**What is asked**
Starting at the line that contains "Serialize everything readable", quote each line exactly through the last line of the entries, both included.

**Provided information**
━━━━━━━━━━

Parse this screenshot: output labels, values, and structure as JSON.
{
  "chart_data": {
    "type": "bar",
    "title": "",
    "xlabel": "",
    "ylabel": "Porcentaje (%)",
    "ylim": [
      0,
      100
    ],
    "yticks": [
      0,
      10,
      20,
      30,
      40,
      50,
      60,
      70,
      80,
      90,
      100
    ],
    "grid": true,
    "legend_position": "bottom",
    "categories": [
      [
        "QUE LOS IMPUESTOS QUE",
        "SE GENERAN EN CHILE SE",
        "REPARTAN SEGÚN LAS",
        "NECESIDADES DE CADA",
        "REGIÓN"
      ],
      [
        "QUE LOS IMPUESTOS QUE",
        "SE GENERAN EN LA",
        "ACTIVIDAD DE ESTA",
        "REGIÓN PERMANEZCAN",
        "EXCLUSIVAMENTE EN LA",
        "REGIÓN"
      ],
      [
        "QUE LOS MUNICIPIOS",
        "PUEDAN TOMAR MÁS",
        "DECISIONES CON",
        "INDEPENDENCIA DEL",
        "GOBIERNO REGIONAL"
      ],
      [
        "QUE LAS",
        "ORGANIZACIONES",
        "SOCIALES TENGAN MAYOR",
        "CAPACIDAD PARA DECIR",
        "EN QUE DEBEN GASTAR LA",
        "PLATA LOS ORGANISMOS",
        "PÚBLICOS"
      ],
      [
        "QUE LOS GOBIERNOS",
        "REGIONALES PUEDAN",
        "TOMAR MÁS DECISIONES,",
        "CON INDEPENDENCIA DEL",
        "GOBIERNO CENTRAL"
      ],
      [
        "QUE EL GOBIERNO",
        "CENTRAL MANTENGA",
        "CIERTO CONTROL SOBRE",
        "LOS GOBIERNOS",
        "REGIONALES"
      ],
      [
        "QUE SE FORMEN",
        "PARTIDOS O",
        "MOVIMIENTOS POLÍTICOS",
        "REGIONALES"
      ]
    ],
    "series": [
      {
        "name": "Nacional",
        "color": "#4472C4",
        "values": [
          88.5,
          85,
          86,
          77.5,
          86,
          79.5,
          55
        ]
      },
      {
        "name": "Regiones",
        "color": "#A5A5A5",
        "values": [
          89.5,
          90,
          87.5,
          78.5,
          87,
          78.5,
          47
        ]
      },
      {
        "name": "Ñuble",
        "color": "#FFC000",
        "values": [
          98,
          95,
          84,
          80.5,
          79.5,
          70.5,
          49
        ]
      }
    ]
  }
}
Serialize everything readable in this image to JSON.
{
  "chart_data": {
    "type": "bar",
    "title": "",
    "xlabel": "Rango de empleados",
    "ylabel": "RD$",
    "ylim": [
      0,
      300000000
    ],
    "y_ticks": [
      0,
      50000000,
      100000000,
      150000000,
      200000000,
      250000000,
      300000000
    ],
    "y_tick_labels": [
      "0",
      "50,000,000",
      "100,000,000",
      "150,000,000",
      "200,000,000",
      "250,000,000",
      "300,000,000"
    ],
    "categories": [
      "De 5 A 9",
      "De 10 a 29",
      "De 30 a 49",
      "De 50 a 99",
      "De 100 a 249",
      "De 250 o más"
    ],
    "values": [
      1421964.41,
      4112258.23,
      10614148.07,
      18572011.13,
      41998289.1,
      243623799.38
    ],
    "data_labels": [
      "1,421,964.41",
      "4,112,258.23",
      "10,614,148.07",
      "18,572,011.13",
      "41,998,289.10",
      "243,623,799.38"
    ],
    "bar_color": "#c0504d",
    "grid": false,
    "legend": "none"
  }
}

━━━━━━━━━━

**Result for this exercise**
Serialize everything readable in this image to JSON.
{
  "chart_data": {
    "type": "bar",
    "title": "",
    "xlabel": "Rango de empleados",
    "ylabel": "RD$",
    "ylim": [
      0,
      300000000
    ],
    "y_ticks": [
      0,
      50000000,
      100000000,
      150000000,
      200000000,
      250000000,
      300000000
    ],
    "y_tick_labels": [
      "0",
      "50,000,000",
      "100,000,000",
      "150,000,000",
      "200,000,000",
      "250,000,000",
      "300,000,000"
    ],
    "categories": [
      "De 5 A 9",
      "De 10 a 29",
      "De 30 a 49",
      "De 50 a 99",
      "De 100 a 249",
      "De 250 o más"
    ],
    "values": [
      1421964.41,
      4112258.23,
      10614148.07,
      18572011.13,
      41998289.1,
      243623799.38
    ],
    "data_labels": [
      "1,421,964.41",
      "4,112,258.23",
      "10,614,148.07",
      "18,572,011.13",
      "41,998,289.10",
      "243,623,799.38"
    ],
    "bar_color": "#c0504d",
    "grid": false,
    "legend": "none"
  }
}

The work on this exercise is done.